── Material ──

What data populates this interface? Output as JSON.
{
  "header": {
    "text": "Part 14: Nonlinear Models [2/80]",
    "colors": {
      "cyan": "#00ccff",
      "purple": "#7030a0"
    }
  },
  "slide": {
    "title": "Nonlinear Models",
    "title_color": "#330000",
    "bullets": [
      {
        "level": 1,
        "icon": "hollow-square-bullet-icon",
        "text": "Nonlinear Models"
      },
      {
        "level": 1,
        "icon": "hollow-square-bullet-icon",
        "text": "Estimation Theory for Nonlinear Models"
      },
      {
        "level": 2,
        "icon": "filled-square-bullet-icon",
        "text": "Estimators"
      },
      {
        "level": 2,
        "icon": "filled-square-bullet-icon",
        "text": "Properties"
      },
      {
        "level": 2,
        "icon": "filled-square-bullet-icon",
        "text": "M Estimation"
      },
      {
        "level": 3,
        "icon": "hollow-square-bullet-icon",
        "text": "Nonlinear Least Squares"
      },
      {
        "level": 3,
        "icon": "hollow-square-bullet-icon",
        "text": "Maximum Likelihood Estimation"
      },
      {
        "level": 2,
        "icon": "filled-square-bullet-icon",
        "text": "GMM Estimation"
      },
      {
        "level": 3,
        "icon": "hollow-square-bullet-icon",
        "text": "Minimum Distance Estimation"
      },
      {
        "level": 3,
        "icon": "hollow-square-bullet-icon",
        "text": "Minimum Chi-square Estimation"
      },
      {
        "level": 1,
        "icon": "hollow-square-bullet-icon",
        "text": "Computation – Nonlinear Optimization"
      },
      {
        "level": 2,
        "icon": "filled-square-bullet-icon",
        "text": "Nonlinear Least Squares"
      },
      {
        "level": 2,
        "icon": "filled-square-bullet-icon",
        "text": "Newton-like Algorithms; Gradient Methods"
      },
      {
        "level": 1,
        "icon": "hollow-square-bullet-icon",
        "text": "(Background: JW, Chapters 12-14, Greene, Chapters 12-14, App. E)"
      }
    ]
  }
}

───

◆ Instructions to follow ◆
Read through the lines above and collect those that contain the string "Models".

◆ Answer below ◆
    "text": "Part 14: Nonlinear Models [2/80]",
    "title": "Nonlinear Models",
        "text": "Nonlinear Models"
        "text": "Estimation Theory for Nonlinear Models"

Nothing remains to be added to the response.